INSTRUCTIONS TO FOLLOW:
What follows is a listing. Return every line of it exactly.

-- Start RECORDS FOR PROCESSING --

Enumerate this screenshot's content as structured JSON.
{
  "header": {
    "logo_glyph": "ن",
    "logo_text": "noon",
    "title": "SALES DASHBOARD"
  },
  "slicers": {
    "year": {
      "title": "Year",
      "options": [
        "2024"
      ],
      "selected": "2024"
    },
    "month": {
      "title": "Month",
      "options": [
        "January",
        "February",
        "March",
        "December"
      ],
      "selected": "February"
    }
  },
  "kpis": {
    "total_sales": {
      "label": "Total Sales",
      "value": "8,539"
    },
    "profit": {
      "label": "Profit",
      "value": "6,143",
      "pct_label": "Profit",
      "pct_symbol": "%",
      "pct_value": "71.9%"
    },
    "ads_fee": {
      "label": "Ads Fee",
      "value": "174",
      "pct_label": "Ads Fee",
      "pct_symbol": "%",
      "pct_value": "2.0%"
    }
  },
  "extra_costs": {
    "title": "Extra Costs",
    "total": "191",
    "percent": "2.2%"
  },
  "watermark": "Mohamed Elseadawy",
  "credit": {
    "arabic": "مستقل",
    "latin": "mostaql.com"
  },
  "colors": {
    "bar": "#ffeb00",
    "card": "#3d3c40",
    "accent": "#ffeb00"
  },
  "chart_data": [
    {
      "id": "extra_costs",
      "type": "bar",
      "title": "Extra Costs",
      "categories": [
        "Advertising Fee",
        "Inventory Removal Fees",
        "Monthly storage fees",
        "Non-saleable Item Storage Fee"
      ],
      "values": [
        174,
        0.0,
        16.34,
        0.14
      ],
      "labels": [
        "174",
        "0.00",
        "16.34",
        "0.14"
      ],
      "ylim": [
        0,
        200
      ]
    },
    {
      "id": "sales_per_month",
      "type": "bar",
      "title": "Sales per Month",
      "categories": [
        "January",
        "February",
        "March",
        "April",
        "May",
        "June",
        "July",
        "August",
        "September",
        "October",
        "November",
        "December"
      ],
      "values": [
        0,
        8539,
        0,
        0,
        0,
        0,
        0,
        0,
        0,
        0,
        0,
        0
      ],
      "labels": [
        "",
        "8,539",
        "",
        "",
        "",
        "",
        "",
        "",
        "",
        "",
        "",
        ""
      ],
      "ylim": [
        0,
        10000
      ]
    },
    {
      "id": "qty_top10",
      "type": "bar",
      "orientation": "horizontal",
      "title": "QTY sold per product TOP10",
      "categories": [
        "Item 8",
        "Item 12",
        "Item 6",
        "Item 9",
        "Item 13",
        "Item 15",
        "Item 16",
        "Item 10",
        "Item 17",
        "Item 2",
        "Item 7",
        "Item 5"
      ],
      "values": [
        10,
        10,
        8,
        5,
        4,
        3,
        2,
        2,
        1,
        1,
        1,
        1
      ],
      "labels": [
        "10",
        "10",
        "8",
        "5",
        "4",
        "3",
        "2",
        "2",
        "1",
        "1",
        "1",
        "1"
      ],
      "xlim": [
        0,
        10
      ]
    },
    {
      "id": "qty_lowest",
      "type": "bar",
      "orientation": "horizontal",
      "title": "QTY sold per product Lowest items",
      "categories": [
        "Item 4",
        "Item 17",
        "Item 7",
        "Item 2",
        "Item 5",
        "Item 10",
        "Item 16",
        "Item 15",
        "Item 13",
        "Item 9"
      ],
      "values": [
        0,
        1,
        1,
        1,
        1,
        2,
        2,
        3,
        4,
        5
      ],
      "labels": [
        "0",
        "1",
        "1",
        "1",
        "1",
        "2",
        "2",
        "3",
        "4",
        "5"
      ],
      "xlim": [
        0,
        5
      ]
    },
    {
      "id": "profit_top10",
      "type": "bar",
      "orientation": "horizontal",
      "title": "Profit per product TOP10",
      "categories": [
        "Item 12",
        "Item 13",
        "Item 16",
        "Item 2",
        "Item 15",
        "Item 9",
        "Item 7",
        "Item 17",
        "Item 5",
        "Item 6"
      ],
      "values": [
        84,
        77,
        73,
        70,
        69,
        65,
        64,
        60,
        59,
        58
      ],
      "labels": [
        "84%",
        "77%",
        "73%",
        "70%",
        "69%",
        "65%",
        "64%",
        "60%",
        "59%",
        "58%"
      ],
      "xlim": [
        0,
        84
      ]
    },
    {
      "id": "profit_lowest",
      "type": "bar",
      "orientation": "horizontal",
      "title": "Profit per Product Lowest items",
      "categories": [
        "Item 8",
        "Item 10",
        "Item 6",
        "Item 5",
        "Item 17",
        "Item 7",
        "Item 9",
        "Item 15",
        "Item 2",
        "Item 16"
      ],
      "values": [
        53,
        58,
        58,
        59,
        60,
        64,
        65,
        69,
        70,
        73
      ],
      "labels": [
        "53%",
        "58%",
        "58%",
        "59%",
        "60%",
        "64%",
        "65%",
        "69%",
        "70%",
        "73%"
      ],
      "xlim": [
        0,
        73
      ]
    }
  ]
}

-- End RECORDS FOR PROCESSING --

TASK RESULT:
Enumerate this screenshot's content as structured JSON.
{
  "header": {
    "logo_glyph": "ن",
    "logo_text": "noon",
    "title": "SALES DASHBOARD"
  },
  "slicers": {
    "year": {
      "title": "Year",
      "options": [
        "2024"
      ],
      "selected": "2024"
    },
    "month": {
      "title": "Month",
      "options": [
        "January",
        "February",
        "March",
        "December"
      ],
      "selected": "February"
    }
  },
  "kpis": {
    "total_sales": {
      "label": "Total Sales",
      "value": "8,539"
    },
    "profit": {
      "label": "Profit",
      "value": "6,143",
      "pct_label": "Profit",
      "pct_symbol": "%",
      "pct_value": "71.9%"
    },
    "ads_fee": {
      "label": "Ads Fee",
      "value": "174",
      "pct_label": "Ads Fee",
      "pct_symbol": "%",
      "pct_value": "2.0%"
    }
  },
  "extra_costs": {
    "title": "Extra Costs",
    "total": "191",
    "percent": "2.2%"
  },
  "watermark": "Mohamed Elseadawy",
  "credit": {
    "arabic": "مستقل",
    "latin": "mostaql.com"
  },
  "colors": {
    "bar": "#ffeb00",
    "card": "#3d3c40",
    "accent": "#ffeb00"
  },
  "chart_data": [
    {
      "id": "extra_costs",
      "type": "bar",
      "title": "Extra Costs",
      "categories": [
        "Advertising Fee",
        "Inventory Removal Fees",
        "Monthly storage fees",
        "Non-saleable Item Storage Fee"
      ],
      "values": [
        174,
        0.0,
        16.34,
        0.14
      ],
      "labels": [
        "174",
        "0.00",
        "16.34",
        "0.14"
      ],
      "ylim": [
        0,
        200
      ]
    },
    {
      "id": "sales_per_month",
      "type": "bar",
      "title": "Sales per Month",
      "categories": [
        "January",
        "February",
        "March",
        "April",
        "May",
        "June",
        "July",
        "August",
        "September",
        "October",
        "November",
        "December"
      ],
      "values": [
        0,
        8539,
        0,
        0,
        0,
        0,
        0,
        0,
        0,
        0,
        0,
        0
      ],
      "labels": [
        "",
        "8,539",
        "",
        "",
        "",
        "",
        "",
        "",
        "",
        "",
        "",
        ""
      ],
      "ylim": [
        0,
        10000
      ]
    },
    {
      "id": "qty_top10",
      "type": "bar",
      "orientation": "horizontal",
      "title": "QTY sold per product TOP10",
      "categories": [
        "Item 8",
        "Item 12",
        "Item 6",
        "Item 9",
        "Item 13",
        "Item 15",
        "Item 16",
        "Item 10",
        "Item 17",
        "Item 2",
        "Item 7",
        "Item 5"
      ],
      "values": [
        10,
        10,
        8,
        5,
        4,
        3,
        2,
        2,
        1,
        1,
        1,
        1
      ],
      "labels": [
        "10",
        "10",
        "8",
        "5",
        "4",
        "3",
        "2",
        "2",
        "1",
        "1",
        "1",
        "1"
      ],
      "xlim": [
        0,
        10
      ]
    },
    {
      "id": "qty_lowest",
      "type": "bar",
      "orientation": "horizontal",
      "title": "QTY sold per product Lowest items",
      "categories": [
        "Item 4",
        "Item 17",
        "Item 7",
        "Item 2",
        "Item 5",
        "Item 10",
        "Item 16",
        "Item 15",
        "Item 13",
        "Item 9"
      ],
      "values": [
        0,
        1,
        1,
        1,
        1,
        2,
        2,
        3,
        4,
        5
      ],
      "labels": [
        "0",
        "1",
        "1",
        "1",
        "1",
        "2",
        "2",
        "3",
        "4",
        "5"
      ],
      "xlim": [
        0,
        5
      ]
    },
    {
      "id": "profit_top10",
      "type": "bar",
      "orientation": "horizontal",
      "title": "Profit per product TOP10",
      "categories": [
        "Item 12",
        "Item 13",
        "Item 16",
        "Item 2",
        "Item 15",
        "Item 9",
        "Item 7",
        "Item 17",
        "Item 5",
        "Item 6"
      ],
      "values": [
        84,
        77,
        73,
        70,
        69,
        65,
        64,
        60,
        59,
        58
      ],
      "labels": [
        "84%",
        "77%",
        "73%",
        "70%",
        "69%",
        "65%",
        "64%",
        "60%",
        "59%",
        "58%"
      ],
      "xlim": [
        0,
        84
      ]
    },
    {
      "id": "profit_lowest",
      "type": "bar",
      "orientation": "horizontal",
      "title": "Profit per Product Lowest items",
      "categories": [
        "Item 8",
        "Item 10",
        "Item 6",
        "Item 5",
        "Item 17",
        "Item 7",
        "Item 9",
        "Item 15",
        "Item 2",
        "Item 16"
      ],
      "values": [
        53,
        58,
        58,
        59,
        60,
        64,
        65,
        69,
        70,
        73
      ],
      "labels": [
        "53%",
        "58%",
        "58%",
        "59%",
        "60%",
        "64%",
        "65%",
        "69%",
        "70%",
        "73%"
      ],
      "xlim": [
        0,
        73
      ]
    }
  ]
}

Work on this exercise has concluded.